Reproduce exactly the entries from the "Decode this image" line to the end. Skip all pictures.

(Data entries for graphics)
========================================================================
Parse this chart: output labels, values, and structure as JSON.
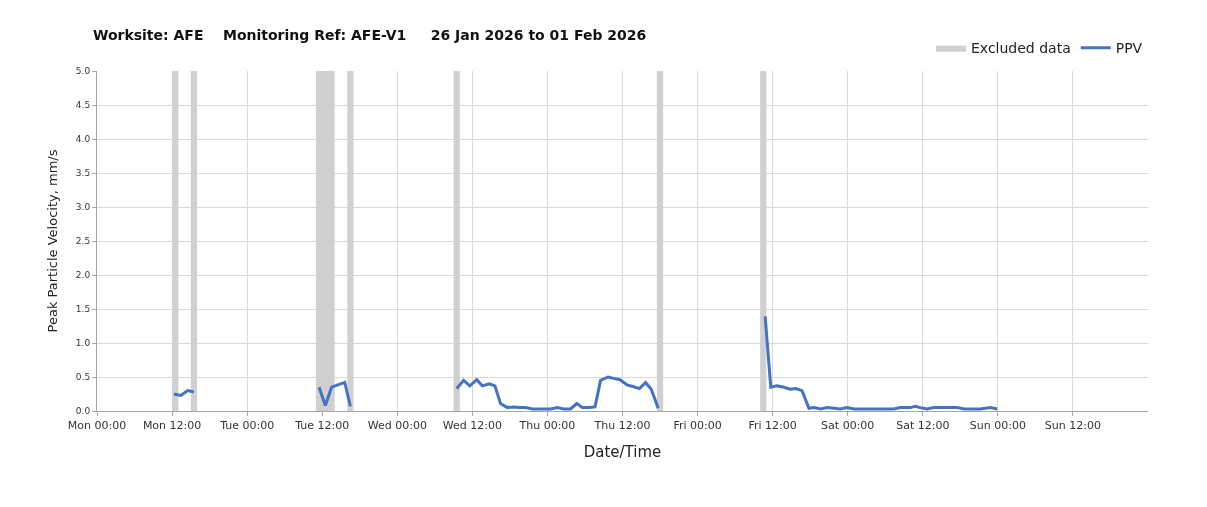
{
  "chart_data": {
    "type": "line",
    "title": "Worksite: AFE    Monitoring Ref: AFE-V1     26 Jan 2026 to 01 Feb 2026",
    "xlabel": "Date/Time",
    "ylabel": "Peak Particle Velocity, mm/s",
    "series": [
      {
        "name": "PPV",
        "color": "#4472c4",
        "x": [
          "2026-01-26T12:18",
          "2026-01-26T13:24",
          "2026-01-26T14:30",
          "2026-01-26T15:30",
          "2026-01-26T16:00",
          "2026-01-27T11:30",
          "2026-01-27T12:30",
          "2026-01-27T13:30",
          "2026-01-27T15:36",
          "2026-01-27T16:30",
          "2026-01-27T17:00",
          "2026-01-28T09:30",
          "2026-01-28T10:36",
          "2026-01-28T11:36",
          "2026-01-28T12:42",
          "2026-01-28T13:36",
          "2026-01-28T14:42",
          "2026-01-28T15:36",
          "2026-01-28T16:30",
          "2026-01-28T17:36",
          "2026-01-28T18:36",
          "2026-01-28T19:30",
          "2026-01-28T20:30",
          "2026-01-28T21:36",
          "2026-01-28T22:42",
          "2026-01-28T23:42",
          "2026-01-29T00:30",
          "2026-01-29T01:36",
          "2026-01-29T02:36",
          "2026-01-29T03:42",
          "2026-01-29T04:42",
          "2026-01-29T05:36",
          "2026-01-29T06:36",
          "2026-01-29T07:36",
          "2026-01-29T08:30",
          "2026-01-29T09:42",
          "2026-01-29T10:36",
          "2026-01-29T11:36",
          "2026-01-29T12:48",
          "2026-01-29T13:42",
          "2026-01-29T14:42",
          "2026-01-29T15:42",
          "2026-01-29T16:36",
          "2026-01-29T17:42",
          "2026-01-29T18:00",
          "2026-01-30T10:48",
          "2026-01-30T11:42",
          "2026-01-30T12:42",
          "2026-01-30T13:48",
          "2026-01-30T14:48",
          "2026-01-30T15:42",
          "2026-01-30T16:42",
          "2026-01-30T17:48",
          "2026-01-30T18:36",
          "2026-01-30T19:42",
          "2026-01-30T20:42",
          "2026-01-30T21:48",
          "2026-01-30T22:48",
          "2026-01-30T23:54",
          "2026-01-31T01:00",
          "2026-01-31T07:24",
          "2026-01-31T08:24",
          "2026-01-31T10:00",
          "2026-01-31T10:48",
          "2026-01-31T11:36",
          "2026-01-31T12:42",
          "2026-01-31T13:42",
          "2026-01-31T15:54",
          "2026-01-31T17:30",
          "2026-01-31T18:36",
          "2026-01-31T21:12",
          "2026-01-31T22:48",
          "2026-01-31T23:54"
        ],
        "values": [
          0.25,
          0.23,
          0.3,
          0.28,
          null,
          0.35,
          0.08,
          0.35,
          0.42,
          0.07,
          null,
          0.33,
          0.45,
          0.37,
          0.46,
          0.37,
          0.4,
          0.37,
          0.11,
          0.05,
          0.06,
          0.05,
          0.05,
          0.03,
          0.03,
          0.03,
          0.03,
          0.05,
          0.03,
          0.03,
          0.11,
          0.05,
          0.05,
          0.06,
          0.45,
          0.5,
          0.48,
          0.46,
          0.38,
          0.36,
          0.33,
          0.42,
          0.32,
          0.04,
          null,
          1.39,
          0.35,
          0.37,
          0.35,
          0.32,
          0.33,
          0.3,
          0.04,
          0.05,
          0.03,
          0.05,
          0.04,
          0.03,
          0.05,
          0.03,
          0.03,
          0.05,
          0.05,
          0.07,
          0.05,
          0.03,
          0.05,
          0.05,
          0.05,
          0.03,
          0.03,
          0.05,
          0.03
        ]
      }
    ],
    "bands": [
      {
        "axis": "x",
        "from": "2026-01-26T12:00",
        "to": "2026-01-26T13:00",
        "label": "Excluded data",
        "color": "#d0d0d0"
      },
      {
        "axis": "x",
        "from": "2026-01-26T15:00",
        "to": "2026-01-26T16:00",
        "color": "#d0d0d0"
      },
      {
        "axis": "x",
        "from": "2026-01-27T11:00",
        "to": "2026-01-27T14:00",
        "color": "#d0d0d0"
      },
      {
        "axis": "x",
        "from": "2026-01-27T16:00",
        "to": "2026-01-27T17:00",
        "color": "#d0d0d0"
      },
      {
        "axis": "x",
        "from": "2026-01-28T09:00",
        "to": "2026-01-28T10:00",
        "color": "#d0d0d0"
      },
      {
        "axis": "x",
        "from": "2026-01-29T17:30",
        "to": "2026-01-29T18:30",
        "color": "#d0d0d0"
      },
      {
        "axis": "x",
        "from": "2026-01-30T10:00",
        "to": "2026-01-30T11:00",
        "color": "#d0d0d0"
      }
    ],
    "xlim": [
      "2026-01-26T00:00",
      "2026-02-02T00:00"
    ],
    "xticks": [
      {
        "value": "2026-01-26T00:00",
        "label": "Mon 00:00"
      },
      {
        "value": "2026-01-26T12:00",
        "label": "Mon 12:00"
      },
      {
        "value": "2026-01-27T00:00",
        "label": "Tue 00:00"
      },
      {
        "value": "2026-01-27T12:00",
        "label": "Tue 12:00"
      },
      {
        "value": "2026-01-28T00:00",
        "label": "Wed 00:00"
      },
      {
        "value": "2026-01-28T12:00",
        "label": "Wed 12:00"
      },
      {
        "value": "2026-01-29T00:00",
        "label": "Thu 00:00"
      },
      {
        "value": "2026-01-29T12:00",
        "label": "Thu 12:00"
      },
      {
        "value": "2026-01-30T00:00",
        "label": "Fri 00:00"
      },
      {
        "value": "2026-01-30T12:00",
        "label": "Fri 12:00"
      },
      {
        "value": "2026-01-31T00:00",
        "label": "Sat 00:00"
      },
      {
        "value": "2026-01-31T12:00",
        "label": "Sat 12:00"
      },
      {
        "value": "2026-02-01T00:00",
        "label": "Sun 00:00"
      },
      {
        "value": "2026-02-01T12:00",
        "label": "Sun 12:00"
      }
    ],
    "ylim": [
      0,
      5
    ],
    "yticks": [
      {
        "value": 0,
        "label": "0.0"
      },
      {
        "value": 0.5,
        "label": "0.5"
      },
      {
        "value": 1,
        "label": "1.0"
      },
      {
        "value": 1.5,
        "label": "1.5"
      },
      {
        "value": 2,
        "label": "2.0"
      },
      {
        "value": 2.5,
        "label": "2.5"
      },
      {
        "value": 3,
        "label": "3.0"
      },
      {
        "value": 3.5,
        "label": "3.5"
      },
      {
        "value": 4,
        "label": "4.0"
      },
      {
        "value": 4.5,
        "label": "4.5"
      },
      {
        "value": 5,
        "label": "5.0"
      }
    ],
    "grid": true,
    "legend": "top right",
    "line_style": "solid",
    "marker": "none"
  }
}
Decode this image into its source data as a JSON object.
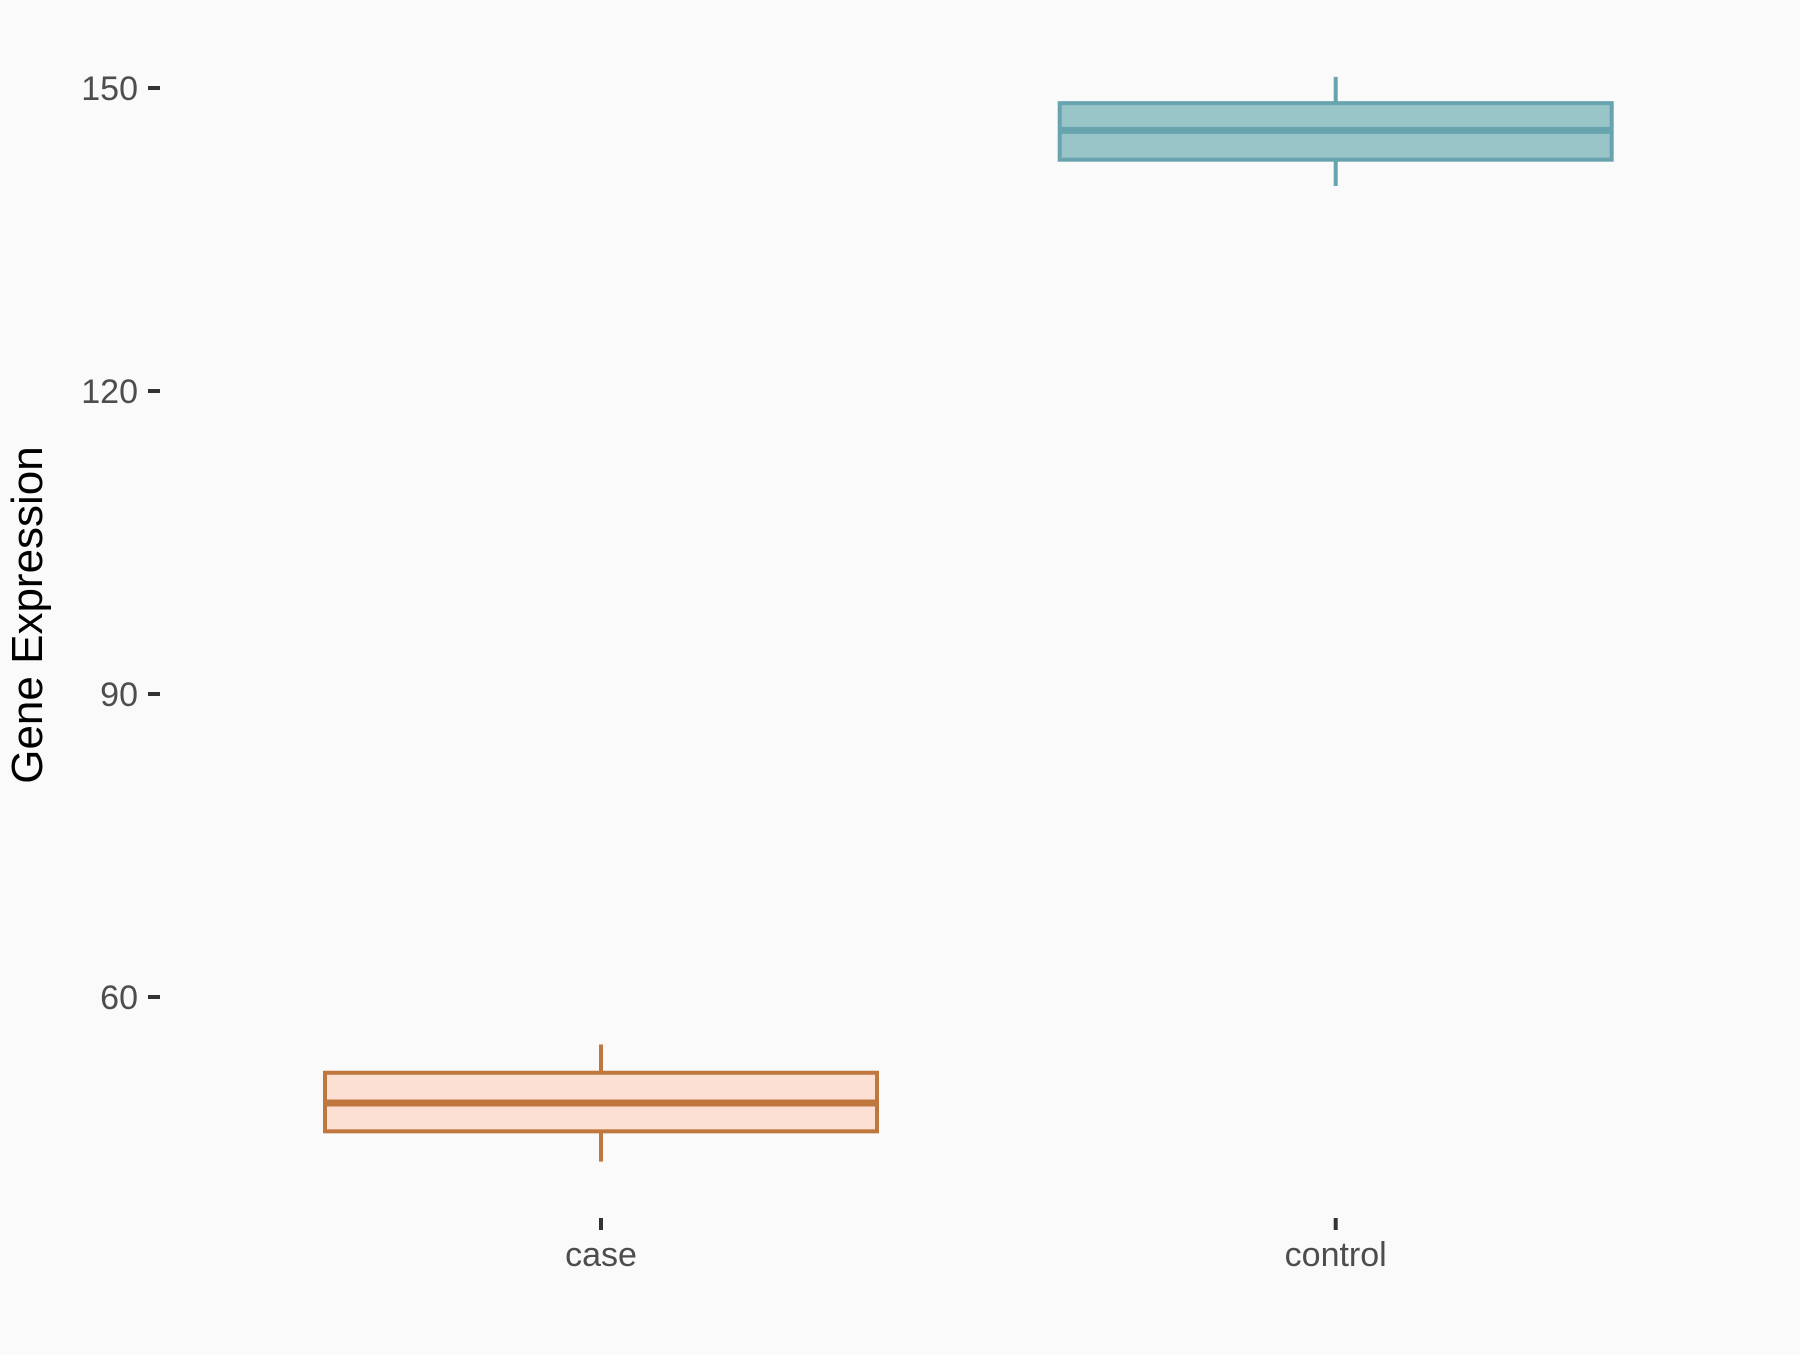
{
  "chart_data": {
    "type": "boxplot",
    "title": "",
    "xlabel": "",
    "ylabel": "Gene Expression",
    "categories": [
      "case",
      "control"
    ],
    "y_ticks": [
      60,
      90,
      120,
      150
    ],
    "ylim": [
      38,
      157
    ],
    "grid": false,
    "legend": false,
    "orientation": "vertical",
    "series": [
      {
        "name": "case",
        "whisker_low": 43.7,
        "q1": 46.7,
        "median": 49.5,
        "q3": 52.5,
        "whisker_high": 55.3,
        "fill": "#fde0d4",
        "stroke": "#c0773e"
      },
      {
        "name": "control",
        "whisker_low": 140.3,
        "q1": 142.9,
        "median": 145.8,
        "q3": 148.5,
        "whisker_high": 151.1,
        "fill": "#99c4c8",
        "stroke": "#67a4ae"
      }
    ]
  },
  "style": {
    "background": "#fafafa",
    "axis_text_color": "#4d4d4d",
    "axis_title_color": "#000000",
    "tick_mark_color": "#333333"
  }
}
========================================================================
▸ RESPONSE TO THIS EXERCISE:
Decode this image into its source data as a JSON object.
{
  "chart_data": {
    "type": "boxplot",
    "title": "",
    "xlabel": "",
    "ylabel": "Gene Expression",
    "categories": [
      "case",
      "control"
    ],
    "y_ticks": [
      60,
      90,
      120,
      150
    ],
    "ylim": [
      38,
      157
    ],
    "grid": false,
    "legend": false,
    "orientation": "vertical",
    "series": [
      {
        "name": "case",
        "whisker_low": 43.7,
        "q1": 46.7,
        "median": 49.5,
        "q3": 52.5,
        "whisker_high": 55.3,
        "fill": "#fde0d4",
        "stroke": "#c0773e"
      },
      {
        "name": "control",
        "whisker_low": 140.3,
        "q1": 142.9,
        "median": 145.8,
        "q3": 148.5,
        "whisker_high": 151.1,
        "fill": "#99c4c8",
        "stroke": "#67a4ae"
      }
    ]
  },
  "style": {
    "background": "#fafafa",
    "axis_text_color": "#4d4d4d",
    "axis_title_color": "#000000",
    "tick_mark_color": "#333333"
  }
}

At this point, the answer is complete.